STATED GOAL: Lines containing the word "Lineamenti" are the ones to copy from the records below.

INFORMATION SHOWN:
-- start --

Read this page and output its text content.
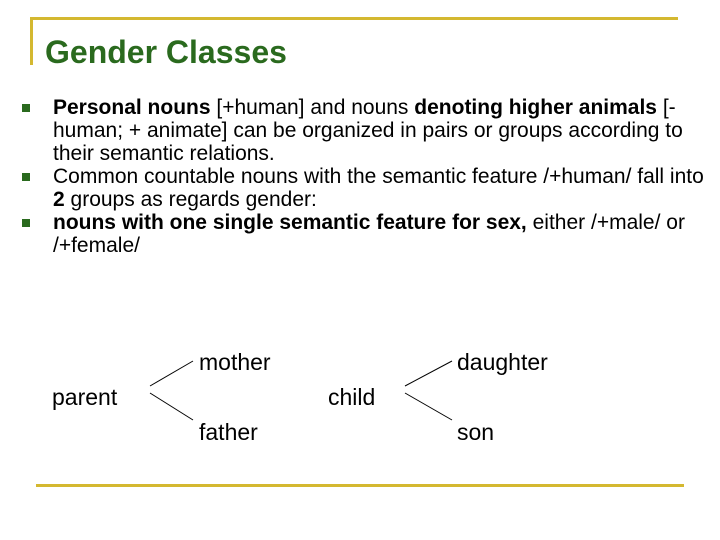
Gender Classes
Personal nouns [+human] and nouns denoting higher animals [- human; + animate] can be organized in pairs or groups according to their semantic relations.
Common countable nouns with the semantic feature /+human/ fall into 2 groups as regards gender:
nouns with one single semantic feature for sex, either /+male/ or /+female/
parent
mother
father
child
daughter
son
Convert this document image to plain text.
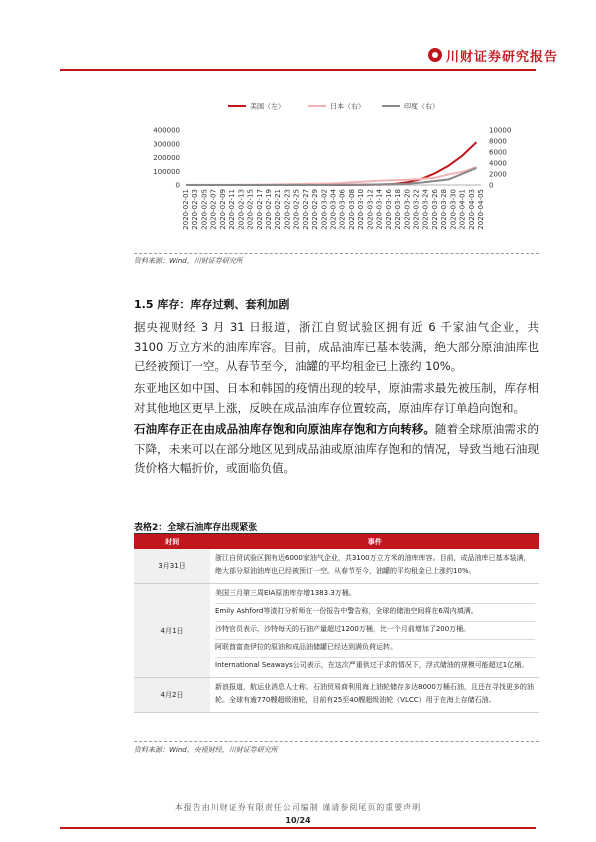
川财证券研究报告
美国（左）	日本（右）	印度（右）
0
100000
200000
300000
400000
0
2000
4000
6000
8000
10000
2020-02-01 2020-02-03 2020-02-05 2020-02-07 2020-02-09 2020-02-11 2020-02-13 2020-02-15 2020-02-17 2020-02-19 2020-02-21 2020-02-23 2020-02-25 2020-02-27 2020-02-29 2020-03-02 2020-03-04 2020-03-06 2020-03-08 2020-03-10 2020-03-12 2020-03-14 2020-03-16 2020-03-18 2020-03-20 2020-03-22 2020-03-24 2020-03-26 2020-03-28 2020-03-30 2020-04-01 2020-04-03 2020-04-05
资料来源：Wind，川财证券研究所
1.5 库存：库存过剩、套利加剧
据央视财经 3 月 31 日报道，浙江自贸试验区拥有近 6 千家油气企业，共 3100 万立方米的油库库容。目前，成品油库已基本装满，绝大部分原油油库也已经被预订一空。从春节至今，油罐的平均租金已上涨约 10%。
东亚地区如中国、日本和韩国的疫情出现的较早，原油需求最先被压制，库存相对其他地区更早上涨，反映在成品油库存位置较高，原油库存订单趋向饱和。
石油库存正在由成品油库存饱和向原油库存饱和方向转移。随着全球原油需求的下降，未来可以在部分地区见到成品油或原油库存饱和的情况，导致当地石油现货价格大幅折价，或面临负值。
表格2：全球石油库存出现紧张
时间	事件
3月31日	浙江自贸试验区拥有近6000家油气企业，共3100万立方米的油库库容。目前，成品油库已基本装满，绝大部分原油油库也已经被预订一空。从春节至今，油罐的平均租金已上涨约10%。

4月1日	美国三月第三周EIA原油库存增1383.3万桶。
Emily Ashford等渣打分析师在一份报告中警告称，全球的储油空间将在6周内填满。
沙特官员表示，沙特每天的石油产量超过1200万桶，比一个月前增加了200万桶。
阿联酋富查伊拉的原油和成品油储罐已经达到满负荷运转。
International Seaways公司表示，在这次严重供过于求的情况下，浮式储油的规模可能超过1亿桶。

4月2日	新浪报道，航运业消息人士称，石油贸易商利用海上油轮储存多达8000万桶石油，且还在寻找更多的油轮。全球有逾770艘超级油轮，目前有25至40艘超级油轮（VLCC）用于在海上存储石油。
资料来源：Wind、央视财经，川财证券研究所
本报告由川财证券有限责任公司编制 谨请参阅尾页的重要声明
10/24
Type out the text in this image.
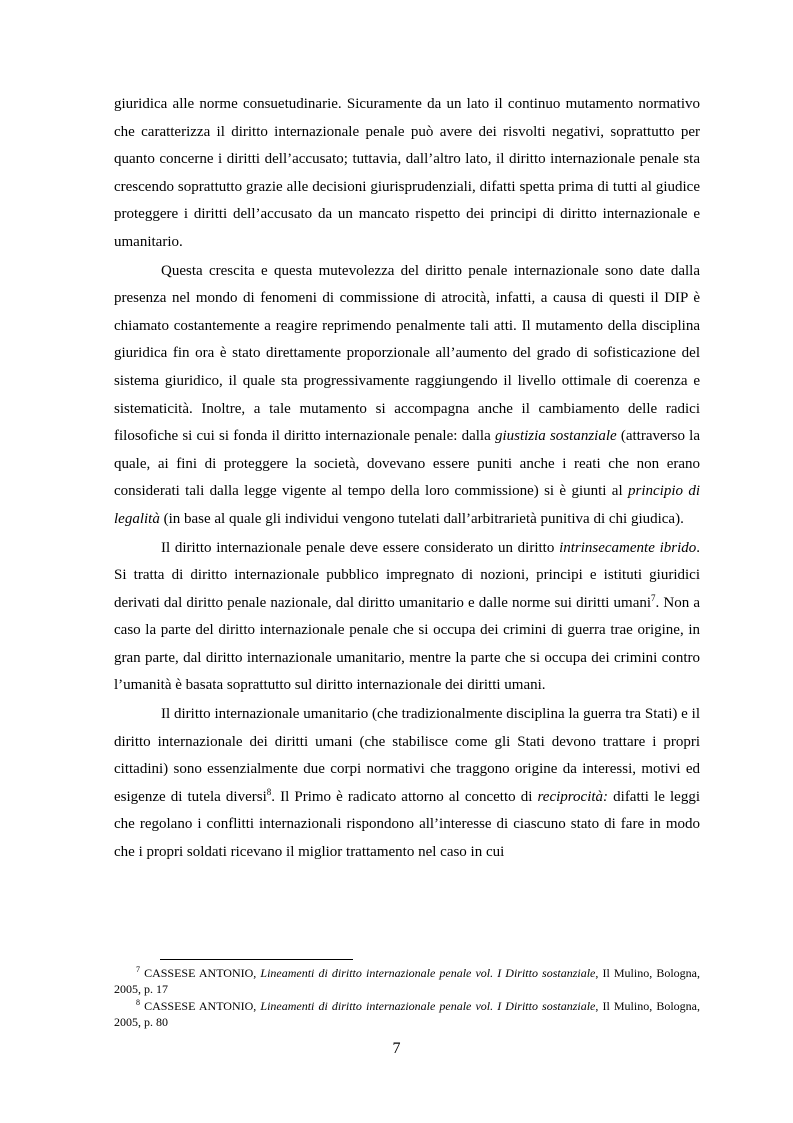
giuridica alle norme consuetudinarie. Sicuramente da un lato il continuo mutamento normativo che caratterizza il diritto internazionale penale può avere dei risvolti negativi, soprattutto per quanto concerne i diritti dell’accusato; tuttavia, dall’altro lato, il diritto internazionale penale sta crescendo soprattutto grazie alle decisioni giurisprudenziali, difatti spetta prima di tutti al giudice proteggere i diritti dell’accusato da un mancato rispetto dei principi di diritto internazionale e umanitario.

Questa crescita e questa mutevolezza del diritto penale internazionale sono date dalla presenza nel mondo di fenomeni di commissione di atrocità, infatti, a causa di questi il DIP è chiamato costantemente a reagire reprimendo penalmente tali atti. Il mutamento della disciplina giuridica fin ora è stato direttamente proporzionale all’aumento del grado di sofisticazione del sistema giuridico, il quale sta progressivamente raggiungendo il livello ottimale di coerenza e sistematicità. Inoltre, a tale mutamento si accompagna anche il cambiamento delle radici filosofiche si cui si fonda il diritto internazionale penale: dalla giustizia sostanziale (attraverso la quale, ai fini di proteggere la società, dovevano essere puniti anche i reati che non erano considerati tali dalla legge vigente al tempo della loro commissione) si è giunti al principio di legalità (in base al quale gli individui vengono tutelati dall’arbitrarietà punitiva di chi giudica).

Il diritto internazionale penale deve essere considerato un diritto intrinsecamente ibrido. Si tratta di diritto internazionale pubblico impregnato di nozioni, principi e istituti giuridici derivati dal diritto penale nazionale, dal diritto umanitario e dalle norme sui diritti umani$^7$. Non a caso la parte del diritto internazionale penale che si occupa dei crimini di guerra trae origine, in gran parte, dal diritto internazionale umanitario, mentre la parte che si occupa dei crimini contro l’umanità è basata soprattutto sul diritto internazionale dei diritti umani.

Il diritto internazionale umanitario (che tradizionalmente disciplina la guerra tra Stati) e il diritto internazionale dei diritti umani (che stabilisce come gli Stati devono trattare i propri cittadini) sono essenzialmente due corpi normativi che traggono origine da interessi, motivi ed esigenze di tutela diversi$^8$. Il Primo è radicato attorno al concetto di reciprocità: difatti le leggi che regolano i conflitti internazionali rispondono all’interesse di ciascuno stato di fare in modo che i propri soldati ricevano il miglior trattamento nel caso in cui

$^7$ CASSESE ANTONIO, Lineamenti di diritto internazionale penale vol. I Diritto sostanziale, Il Mulino, Bologna, 2005, p. 17

$^8$ CASSESE ANTONIO, Lineamenti di diritto internazionale penale vol. I Diritto sostanziale, Il Mulino, Bologna, 2005, p. 80

7
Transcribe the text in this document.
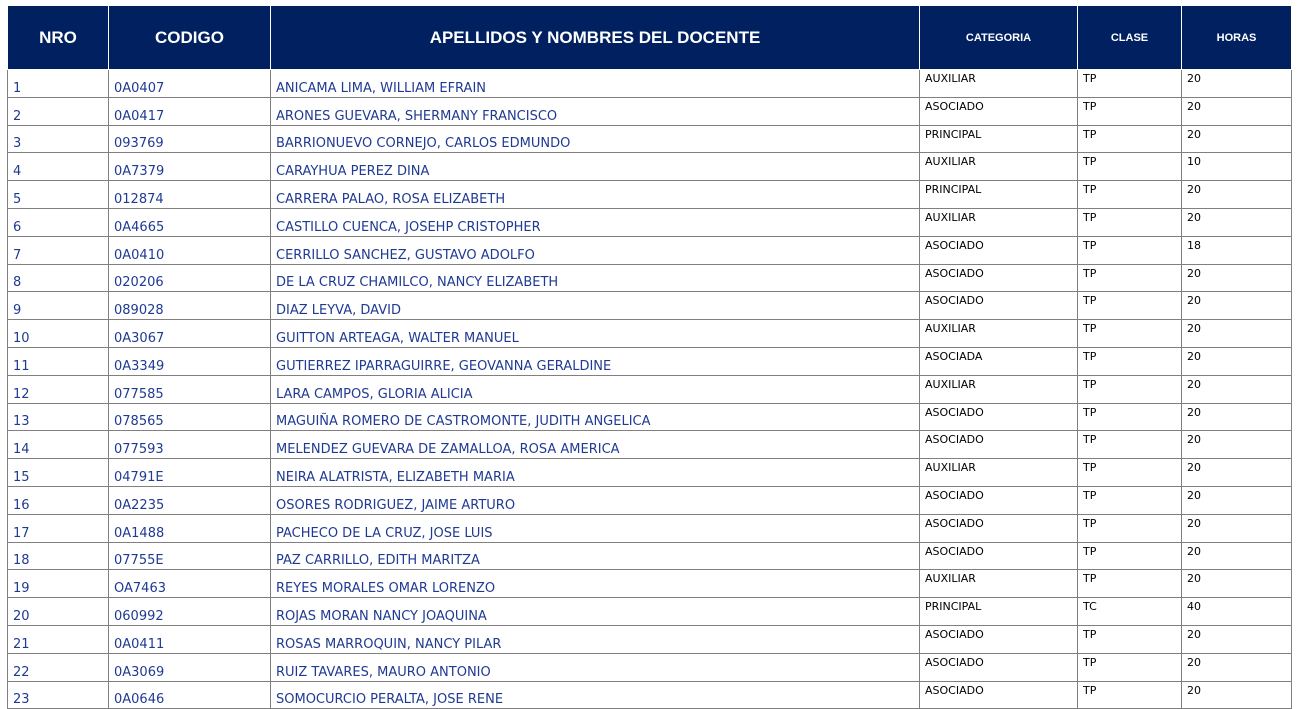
NRO	CODIGO	APELLIDOS Y NOMBRES DEL DOCENTE	CATEGORIA	CLASE	HORAS
1	0A0407	ANICAMA LIMA, WILLIAM EFRAIN	AUXILIAR	TP	20
2	0A0417	ARONES GUEVARA, SHERMANY FRANCISCO	ASOCIADO	TP	20
3	093769	BARRIONUEVO CORNEJO, CARLOS EDMUNDO	PRINCIPAL	TP	20
4	0A7379	CARAYHUA PEREZ DINA	AUXILIAR	TP	10
5	012874	CARRERA PALAO, ROSA ELIZABETH	PRINCIPAL	TP	20
6	0A4665	CASTILLO CUENCA, JOSEHP CRISTOPHER	AUXILIAR	TP	20
7	0A0410	CERRILLO SANCHEZ, GUSTAVO ADOLFO	ASOCIADO	TP	18
8	020206	DE LA CRUZ CHAMILCO, NANCY ELIZABETH	ASOCIADO	TP	20
9	089028	DIAZ LEYVA, DAVID	ASOCIADO	TP	20
10	0A3067	GUITTON ARTEAGA, WALTER MANUEL	AUXILIAR	TP	20
11	0A3349	GUTIERREZ IPARRAGUIRRE, GEOVANNA GERALDINE	ASOCIADA	TP	20
12	077585	LARA CAMPOS, GLORIA ALICIA	AUXILIAR	TP	20
13	078565	MAGUIÑA ROMERO DE CASTROMONTE, JUDITH ANGELICA	ASOCIADO	TP	20
14	077593	MELENDEZ GUEVARA DE ZAMALLOA, ROSA AMERICA	ASOCIADO	TP	20
15	04791E	NEIRA ALATRISTA, ELIZABETH MARIA	AUXILIAR	TP	20
16	0A2235	OSORES RODRIGUEZ, JAIME ARTURO	ASOCIADO	TP	20
17	0A1488	PACHECO DE LA CRUZ, JOSE LUIS	ASOCIADO	TP	20
18	07755E	PAZ CARRILLO, EDITH MARITZA	ASOCIADO	TP	20
19	OA7463	REYES MORALES OMAR LORENZO	AUXILIAR	TP	20
20	060992	ROJAS MORAN NANCY JOAQUINA	PRINCIPAL	TC	40
21	0A0411	ROSAS MARROQUIN, NANCY PILAR	ASOCIADO	TP	20
22	0A3069	RUIZ TAVARES, MAURO ANTONIO	ASOCIADO	TP	20
23	0A0646	SOMOCURCIO PERALTA, JOSE RENE	ASOCIADO	TP	20
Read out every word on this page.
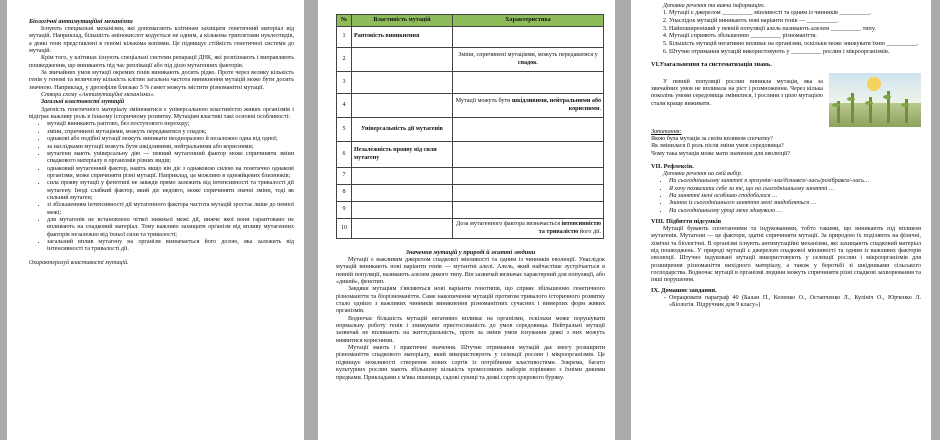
Біологічні антимутаційні механізми

Існують специальні механізми, які допомагають клітинам захищати генетичний матеріал від мутацій. Наприклад, більшість амінокислот кодується не одним, а кількома триплетами нуклеотидів, а деякі гени представлені в геномі кількома копіями. Це підвищує стійкість генетичної системи до мутацій.

Крім того, у клітинах існують спеціальні системи репарації ДНК, які розпізнають і виправляють пошкодження, що виникають під час реплікації або під дією мутагенних факторів.

За звичайних умов мутації окремих генів виникають досить рідко. Проте через велику кількість генів у геномі та величезну кількість клітин загальна частота виникнення мутацій може бути досить значною. Наприклад, у дрозофіли близько 5 % гамет можуть містити різноманітні мутації.

Створи схему «Антимутаційні механізми».

Загальні властивості мутацій

Здатність генетичного матеріалу змінюватися є універсальною властивістю живих організмів і відіграє важливу роль в їхньому історичному розвитку. Мутаціям властиві такі основні особливості:

• мутації виникають раптово, без поступового переходу;
• зміни, спричинені мутаціями, можуть передаватися у спадок;
• однакові або подібні мутації можуть виникати неодноразово й незалежно одна від одної;
• за наслідками мутації можуть бути шкідливими, нейтральними або корисними;
• мутагени мають універсальну дію — певний мутагенний фактор може спричиняти зміни спадкового матеріалу в організмів різних видів;
• однаковий мутагенний фактор, навіть якщо він діє з однаковою силою на генетично однакові організми, може спричиняти різні мутації. Наприклад, це можливо в однояйцевих близнюків;
• сила прояву мутації у фенотипі не завжди прямо залежить від інтенсивності та тривалості дії мутагену. Іноді слабкий фактор, який діє недовго, може спричиняти значні зміни, тоді як сильний мутаген;
• зі збільшенням інтенсивності дії мутагенного фактора частота мутацій зростає лише до певної межі;
• для мутагенів не встановлено чіткої нижньої межі дії, нижче якої вони гарантовано не впливають на спадковий матеріал. Тому важливо захищати організм від впливу мутагенних факторів незалежно від їхньої сили та тривалості;
• загальний вплив мутагену на організм визначається його дозою, яка залежить від інтенсивності та тривалості дії.

Охарактеризуй властивості мутацій.

№	Властивість мутацій	Характеристика
1	Раптовість виникнення	
2		Зміни, спричинені мутаціями, можуть передаватися у спадок.
3		
4		Мутації можуть бути шкідливими, нейтральними або корисними.
5	Універсальність дії мутагенів	
6	Незалежність прояву від сили мутагену	
7		
8		
9		
10		Доза мутагенного фактора визначається інтенсивністю та тривалістю його дії.

Значення мутацій у природі й житті людини

Мутації є важливим джерелом спадкової мінливості та одним із чинників еволюції. Унаслідок мутацій виникають нові варіанти генів — мутантні алелі. Алель, який найчастіше зустрічається в певній популяції, називають алелем дикого типу. Він зазвичай визначає характерний для популяції, або «дикий», фенотип.

Завдяки мутаціям з'являються нові варіанти генотипів, що сприяє збільшенню генетичного різноманіття та біорізноманіття. Саме накопичення мутацій протягом тривалого історичного розвитку стало однією з важливих чинників виникнення різноманітних сучасних і вимерлих форм живих організмів.

Водночас більшість мутацій негативно впливає на організми, оскільки може порушувати нормальну роботу генів і знижувати пристосованість до умов середовища. Нейтральні мутації зазвичай не впливають на життєдіяльність, проте за зміни умов існування деякі з них можуть виявитися корисними.

Мутації мають і практичне значення. Штучне отримання мутацій дає змогу розширити різноманіття спадкового матеріалу, який використовують у селекції рослин і мікроорганізмів. Це підвищує можливості створення нових сортів із потрібними властивостями. Зокрема, багато культурних рослин мають збільшену кількість хромосомних наборів порівняно з їхніми дикими предками. Прикладами є м'яка пшениця, садові суниці та деякі сорти цукрового буряку.

Доповни речення та вивчи інформацію.

1. Мутації є джерелом __________ мінливості та одним із чинників __________.
2. Унаслідок мутацій виникають нові варіанти генів — __________.
3. Найпоширеніший у певній популяції алель називають алелем __________ типу.
4. Мутації сприяють збільшенню __________ різноманіття.
5. Більшість мутацій негативно впливає на організми, оскільки може знижувати їхню __________.
6. Штучне отримання мутацій використовують у __________ рослин і мікроорганізмів.

VI.Узагальнення та систематизація знань.

У певній популяції рослин виникла мутація, яка за звичайних умов не впливала на ріст і розмноження. Через кілька поколінь умови середовища змінилися, і рослини з цією мутацією стали краще виживати.

Запитання:

Якою була мутація за своїм впливом спочатку?

Як змінилася її роль після зміни умов середовища?

Чому така мутація може мати значення для еволюції?

VII. Рефлексія.

Доповни речення на свій вибір.

• На сьогоднішньому занятті я зрозумів/-зла/дізнався/-лась/розібрався/-лась…
• Я хочу похвалити себе за те, що на сьогоднішньому занятті …
• На занятті мені особливо сподобалося …
• Знання із сьогоднішнього заняття мені знадобляться …
• На сьогоднішньому уроці мене здивувало …

VIII. Підбиття підсумків

Мутації бувають спонтанними та індукованими, тобто такими, що виникають під впливом мутагенів. Мутагени — це фактори, здатні спричиняти мутації. За природою їх поділяють на фізичні, хімічні та біологічні. В організмі існують антимутаційні механізми, які захищають спадковий матеріал від пошкоджень. У природі мутації є джерелом спадкової мінливості та одним із важливих факторів еволюції. Штучно індуковані мутації використовують у селекції рослин і мікроорганізмів для розширення різноманіття вихідного матеріалу, а також у боротьбі зі шкідниками сільського господарства. Водночас мутації в організмі людини можуть спричиняти різні спадкові захворювання та інші порушення.

IX. Домашнє завдання.

- Опрацювати параграф 40 (Балан П., Коленко О., Остапченко Л., Кулініч О., Юрченко Л. «Біологія. Підручник для 9 класу»)
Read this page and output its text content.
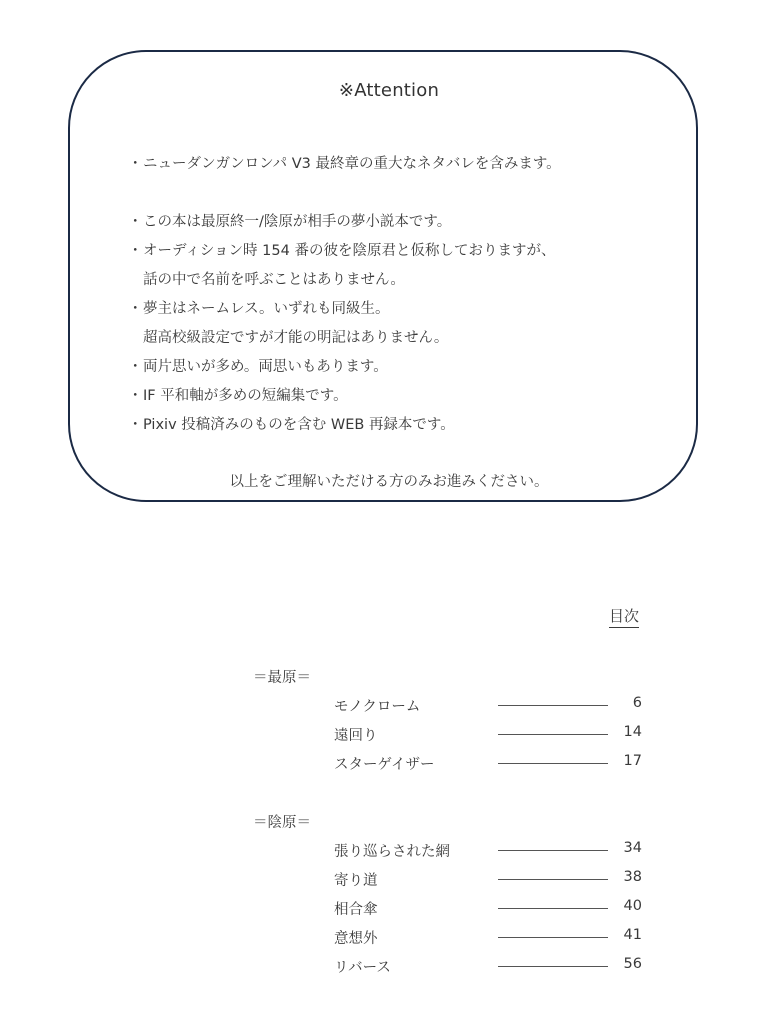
※Attention
・ニューダンガンロンパ V3 最終章の重大なネタバレを含みます。
・この本は最原終一/陰原が相手の夢小説本です。
・オーディション時 154 番の彼を陰原君と仮称しておりますが、
話の中で名前を呼ぶことはありません。
・夢主はネームレス。いずれも同級生。
超高校級設定ですが才能の明記はありません。
・両片思いが多め。両思いもあります。
・IF 平和軸が多めの短編集です。
・Pixiv 投稿済みのものを含む WEB 再録本です。
以上をご理解いただける方のみお進みください。
目次
＝最原＝
モノクローム	6
遠回り	14
スターゲイザー	17
＝陰原＝
張り巡らされた網	34
寄り道	38
相合傘	40
意想外	41
リバース	56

-- end --

ANSWER FOR THE TASK:
$^7$ CASSESE ANTONIO, Lineamenti di diritto internazionale penale vol. I Diritto sostanziale, Il Mulino, Bologna, 2005, p. 17
$^8$ CASSESE ANTONIO, Lineamenti di diritto internazionale penale vol. I Diritto sostanziale, Il Mulino, Bologna, 2005, p. 80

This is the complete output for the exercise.